DIRECTIONS
Present every line in which the string "合作伙伴" appears.

MATERIAL FOR THE TASK
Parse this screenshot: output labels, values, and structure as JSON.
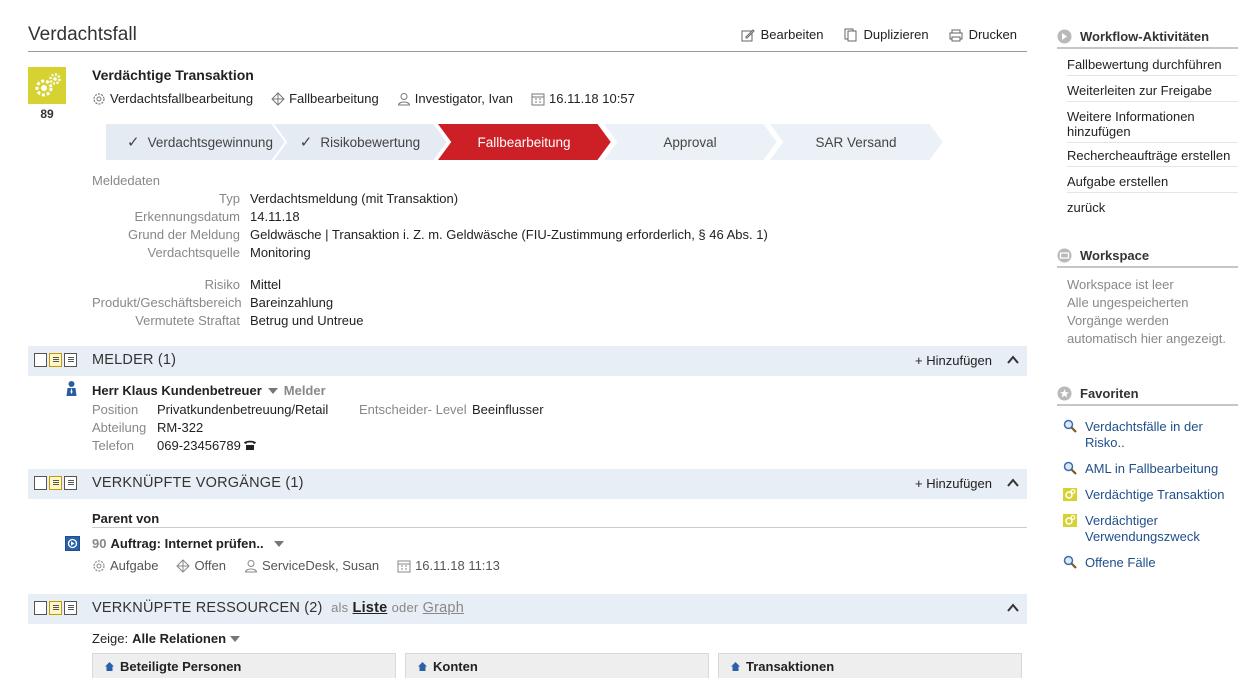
{
  "header": {
    "title": "Verdachtsfall",
    "actions": {
      "edit": "Bearbeiten",
      "duplicate": "Duplizieren",
      "print": "Drucken"
    }
  },
  "case": {
    "number": "89",
    "title": "Verdächtige Transaktion",
    "type": "Verdachtsfallbearbeitung",
    "phase": "Fallbearbeitung",
    "assignee": "Investigator, Ivan",
    "date": "16.11.18 10:57"
  },
  "progress": {
    "steps": [
      {
        "label": "Verdachtsgewinnung",
        "done": true
      },
      {
        "label": "Risikobewertung",
        "done": true
      },
      {
        "label": "Fallbearbeitung",
        "active": true
      },
      {
        "label": "Approval"
      },
      {
        "label": "SAR Versand"
      }
    ],
    "colors": {
      "done": "#e4ebf3",
      "active": "#cc1f26",
      "pending": "#ecf1f7"
    }
  },
  "details": {
    "section_label": "Meldedaten",
    "rows1": [
      {
        "k": "Typ",
        "v": "Verdachtsmeldung (mit Transaktion)"
      },
      {
        "k": "Erkennungsdatum",
        "v": "14.11.18"
      },
      {
        "k": "Grund der Meldung",
        "v": "Geldwäsche | Transaktion i. Z. m. Geldwäsche (FIU-Zustimmung erforderlich, § 46 Abs. 1)"
      },
      {
        "k": "Verdachtsquelle",
        "v": "Monitoring"
      }
    ],
    "rows2": [
      {
        "k": "Risiko",
        "v": "Mittel"
      },
      {
        "k": "Produkt/Geschäftsbereich",
        "v": "Bareinzahlung"
      },
      {
        "k": "Vermutete Straftat",
        "v": "Betrug und Untreue"
      }
    ]
  },
  "melder": {
    "title": "MELDER (1)",
    "add": "Hinzufügen",
    "name": "Herr Klaus Kundenbetreuer",
    "role": "Melder",
    "position_label": "Position",
    "position": "Privatkundenbetreuung/Retail",
    "level_label": "Entscheider- Level",
    "level": "Beeinflusser",
    "department_label": "Abteilung",
    "department": "RM-322",
    "phone_label": "Telefon",
    "phone": "069-23456789"
  },
  "linked": {
    "title": "VERKNÜPFTE VORGÄNGE (1)",
    "add": "Hinzufügen",
    "sub": "Parent von",
    "task": {
      "num": "90",
      "title": "Auftrag: Internet prüfen..",
      "type": "Aufgabe",
      "status": "Offen",
      "assignee": "ServiceDesk, Susan",
      "date": "16.11.18 11:13"
    }
  },
  "resources": {
    "title": "VERKNÜPFTE RESSOURCEN (2)",
    "as": "als",
    "list": "Liste",
    "or": "oder",
    "graph": "Graph",
    "show_label": "Zeige:",
    "show_value": "Alle Relationen",
    "columns": [
      "Beteiligte Personen",
      "Konten",
      "Transaktionen"
    ]
  },
  "sidebar": {
    "workflow": {
      "title": "Workflow-Aktivitäten",
      "items": [
        "Fallbewertung durchführen",
        "Weiterleiten zur Freigabe",
        "Weitere Informationen hinzufügen",
        "Rechercheaufträge erstellen",
        "Aufgabe erstellen",
        "zurück"
      ]
    },
    "workspace": {
      "title": "Workspace",
      "empty": "Workspace ist leer",
      "note": "Alle ungespeicherten Vorgänge werden automatisch hier angezeigt."
    },
    "favorites": {
      "title": "Favoriten",
      "items": [
        {
          "label": "Verdachtsfälle in der Risko..",
          "icon": "search-icon"
        },
        {
          "label": "AML in Fallbearbeitung",
          "icon": "search-icon"
        },
        {
          "label": "Verdächtige Transaktion",
          "icon": "case-icon"
        },
        {
          "label": "Verdächtiger Verwendungszweck",
          "icon": "case-icon"
        },
        {
          "label": "Offene Fälle",
          "icon": "search-icon"
        }
      ]
    }
  }
}
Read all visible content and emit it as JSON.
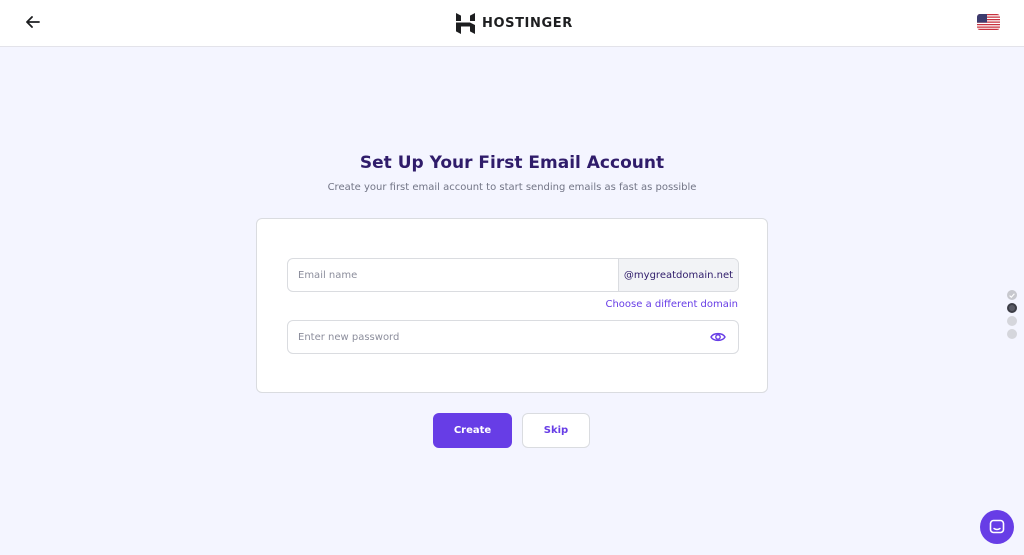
{
  "header": {
    "brand": "HOSTINGER",
    "language_flag": "us-flag-icon"
  },
  "main": {
    "title": "Set Up Your First Email Account",
    "subtitle": "Create your first email account to start sending emails as fast as possible"
  },
  "form": {
    "email_placeholder": "Email name",
    "email_value": "",
    "domain_suffix": "@mygreatdomain.net",
    "change_domain_label": "Choose a different domain",
    "password_placeholder": "Enter new password",
    "password_value": ""
  },
  "actions": {
    "create_label": "Create",
    "skip_label": "Skip"
  },
  "steps": [
    "done",
    "active",
    "pending",
    "pending"
  ],
  "colors": {
    "accent": "#673de6",
    "title": "#2f1c6a",
    "background": "#f4f5ff"
  }
}
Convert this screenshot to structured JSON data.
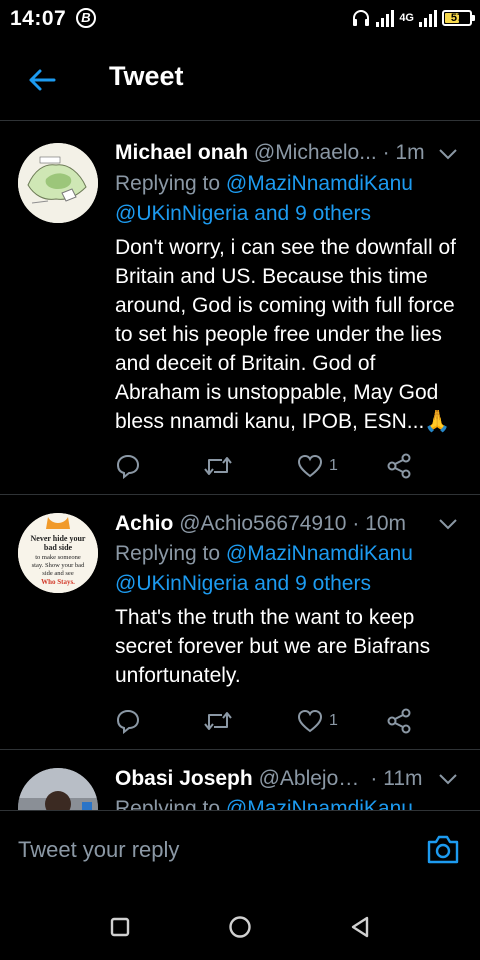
{
  "status_bar": {
    "time": "14:07",
    "battery": "57",
    "battery_level": 0.57,
    "network": "4G"
  },
  "header": {
    "title": "Tweet"
  },
  "tweets": [
    {
      "name": "Michael onah",
      "handle": "@Michaelo...",
      "time": "· 1m",
      "replying_to": "Replying to",
      "mention_1": "@MaziNnamdiKanu",
      "mention_2": "@UKinNigeria and 9 others",
      "text": "Don't worry, i can see the downfall of Britain and US. Because this time around, God is coming with full force to set his people free under the lies and deceit of Britain. God of Abraham is unstoppable, May God bless nnamdi kanu, IPOB, ESN...🙏",
      "likes": "1"
    },
    {
      "name": "Achio",
      "handle": "@Achio56674910",
      "time": "· 10m",
      "replying_to": "Replying to",
      "mention_1": "@MaziNnamdiKanu",
      "mention_2": "@UKinNigeria and 9 others",
      "text": "That's the truth the want to keep secret forever but we are Biafrans unfortunately.",
      "likes": "1",
      "avatar_text": [
        "Never hide your",
        "bad side",
        "to make someone",
        "stay. Show your bad",
        "side and see",
        "Who Stays."
      ]
    },
    {
      "name": "Obasi Joseph",
      "handle": "@Ablejoe...",
      "time": "· 11m",
      "replying_to": "Replying to",
      "mention_1": "@MaziNnamdiKanu"
    }
  ],
  "reply_bar": {
    "placeholder": "Tweet your reply"
  },
  "colors": {
    "accent": "#1d9bf0",
    "muted": "#8b98a5",
    "background": "#000000",
    "divider": "#2f3336"
  },
  "icons": [
    "back-arrow-icon",
    "chevron-down-icon",
    "reply-icon",
    "retweet-icon",
    "like-icon",
    "share-icon",
    "camera-icon",
    "square-icon",
    "circle-icon",
    "triangle-back-icon"
  ]
}
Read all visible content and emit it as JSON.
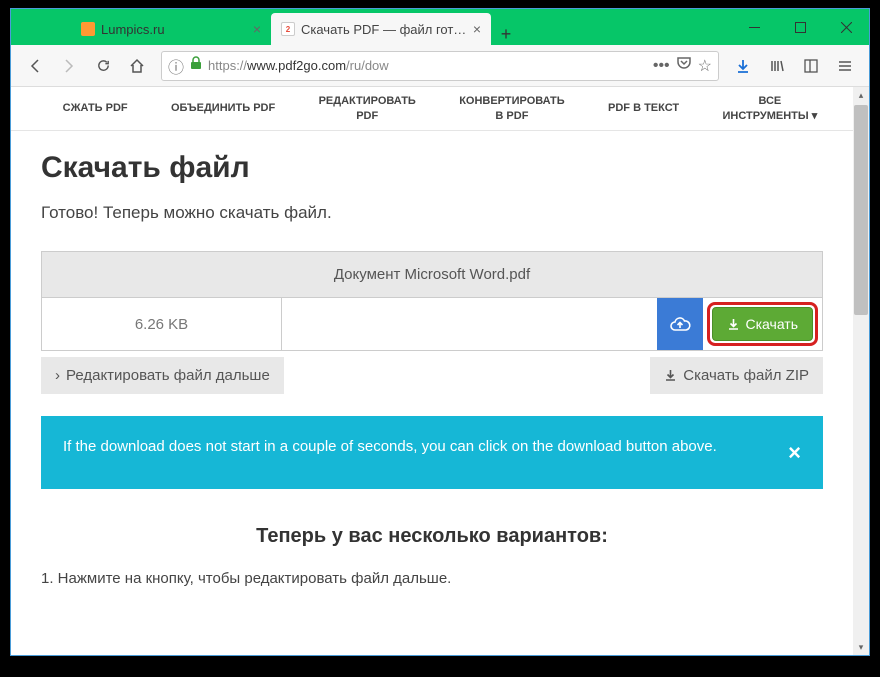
{
  "browser": {
    "tabs": [
      {
        "title": "Lumpics.ru",
        "favicon": "orange"
      },
      {
        "title": "Скачать PDF — файл готов дл",
        "favicon": "p2g"
      }
    ],
    "url_prefix": "https://",
    "url_host": "www.pdf2go.com",
    "url_path": "/ru/dow"
  },
  "nav": {
    "items": [
      "СЖАТЬ PDF",
      "ОБЪЕДИНИТЬ PDF",
      "РЕДАКТИРОВАТЬ\nPDF",
      "КОНВЕРТИРОВАТЬ\nВ PDF",
      "PDF В ТЕКСТ",
      "ВСЕ\nИНСТРУМЕНТЫ ▾"
    ]
  },
  "page": {
    "title": "Скачать файл",
    "subtitle": "Готово! Теперь можно скачать файл.",
    "file": {
      "name": "Документ Microsoft Word.pdf",
      "size": "6.26 KB",
      "download_label": "Скачать"
    },
    "edit_more": "Редактировать файл дальше",
    "download_zip": "Скачать файл ZIP",
    "alert": "If the download does not start in a couple of seconds, you can click on the download button above.",
    "options_title": "Теперь у вас несколько вариантов:",
    "step1": "1. Нажмите на кнопку, чтобы редактировать файл дальше."
  }
}
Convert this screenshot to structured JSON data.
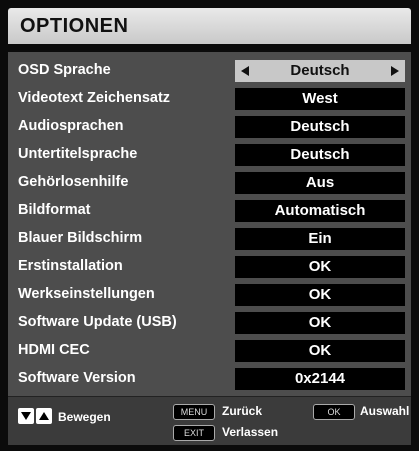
{
  "title": "OPTIONEN",
  "rows": [
    {
      "label": "OSD Sprache",
      "value": "Deutsch",
      "selected": true
    },
    {
      "label": "Videotext Zeichensatz",
      "value": "West"
    },
    {
      "label": "Audiosprachen",
      "value": "Deutsch"
    },
    {
      "label": "Untertitelsprache",
      "value": "Deutsch"
    },
    {
      "label": "Gehörlosenhilfe",
      "value": "Aus"
    },
    {
      "label": "Bildformat",
      "value": "Automatisch"
    },
    {
      "label": "Blauer Bildschirm",
      "value": "Ein"
    },
    {
      "label": "Erstinstallation",
      "value": "OK"
    },
    {
      "label": "Werkseinstellungen",
      "value": "OK"
    },
    {
      "label": "Software Update (USB)",
      "value": "OK"
    },
    {
      "label": "HDMI CEC",
      "value": "OK"
    },
    {
      "label": "Software Version",
      "value": "0x2144"
    }
  ],
  "footer": {
    "move_label": "Bewegen",
    "menu_key": "MENU",
    "back_label": "Zurück",
    "exit_key": "EXIT",
    "exit_label": "Verlassen",
    "ok_key": "OK",
    "select_label": "Auswahl"
  }
}
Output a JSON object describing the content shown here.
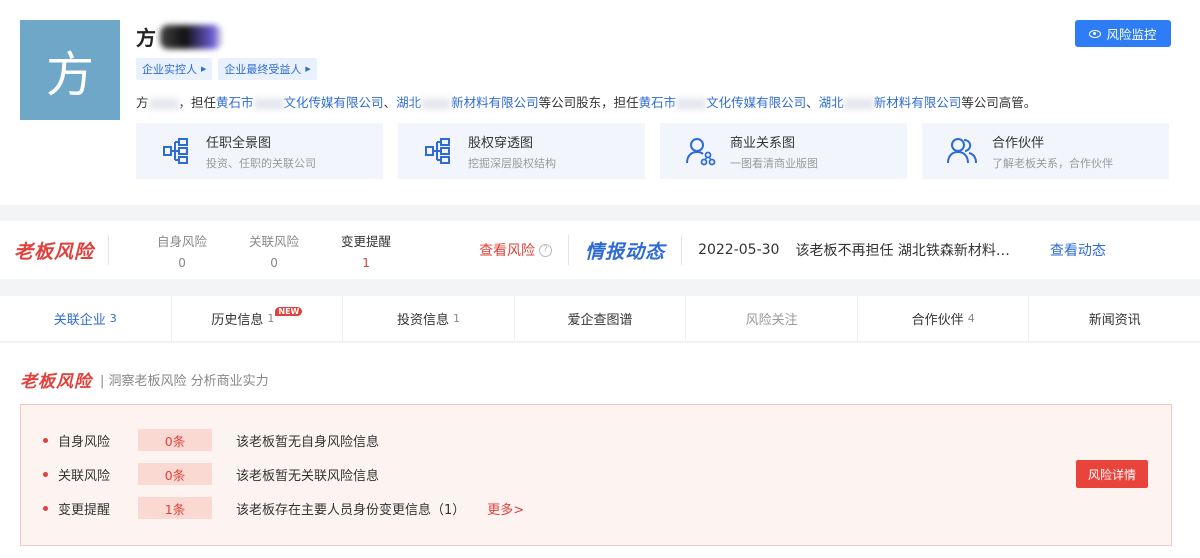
{
  "header": {
    "avatar_char": "方",
    "name": "方",
    "tags": [
      "企业实控人",
      "企业最终受益人"
    ],
    "desc": {
      "p1": "方",
      "p2": "，担任",
      "l1": "黄石市",
      "l2": "文化传媒有限公司",
      "p3": "、",
      "l3": "湖北",
      "l4": "新材料有限公司",
      "p4": "等公司股东，担任",
      "l5": "黄石市",
      "l6": "文化传媒有限公司",
      "p5": "、",
      "l7": "湖北",
      "l8": "新材料有限公司",
      "p6": "等公司高管。"
    },
    "monitor_label": "风险监控",
    "cards": [
      {
        "title": "任职全景图",
        "sub": "投资、任职的关联公司",
        "icon": "org-chart-icon"
      },
      {
        "title": "股权穿透图",
        "sub": "挖掘深层股权结构",
        "icon": "equity-tree-icon"
      },
      {
        "title": "商业关系图",
        "sub": "一图看清商业版图",
        "icon": "business-network-icon"
      },
      {
        "title": "合作伙伴",
        "sub": "了解老板关系，合作伙伴",
        "icon": "partners-icon"
      }
    ]
  },
  "risk_strip": {
    "brand": "老板风险",
    "stats": [
      {
        "label": "自身风险",
        "value": "0"
      },
      {
        "label": "关联风险",
        "value": "0"
      },
      {
        "label": "变更提醒",
        "value": "1"
      }
    ],
    "view_risk": "查看风险",
    "news_brand": "情报动态",
    "news_date": "2022-05-30",
    "news_text": "该老板不再担任 湖北铁森新材料…",
    "view_news": "查看动态"
  },
  "tabs": [
    {
      "label": "关联企业",
      "count": "3"
    },
    {
      "label": "历史信息",
      "count": "1",
      "badge": "NEW"
    },
    {
      "label": "投资信息",
      "count": "1"
    },
    {
      "label": "爱企查图谱",
      "count": ""
    },
    {
      "label": "风险关注",
      "count": ""
    },
    {
      "label": "合作伙伴",
      "count": "4"
    },
    {
      "label": "新闻资讯",
      "count": ""
    }
  ],
  "section": {
    "title": "老板风险",
    "subtitle": "| 洞察老板风险 分析商业实力",
    "rows": [
      {
        "label": "自身风险",
        "count": "0条",
        "text": "该老板暂无自身风险信息"
      },
      {
        "label": "关联风险",
        "count": "0条",
        "text": "该老板暂无关联风险信息"
      },
      {
        "label": "变更提醒",
        "count": "1条",
        "text": "该老板存在主要人员身份变更信息（1）",
        "more": "更多>"
      }
    ],
    "detail_button": "风险详情"
  },
  "colors": {
    "accent_blue": "#2e7cf6",
    "risk_red": "#e0413a",
    "avatar_bg": "#6ea7c8"
  }
}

THE OUTPUT
        "title": "合作伙伴",
        "sub": "了解老板关系，合作伙伴",
      "label": "合作伙伴",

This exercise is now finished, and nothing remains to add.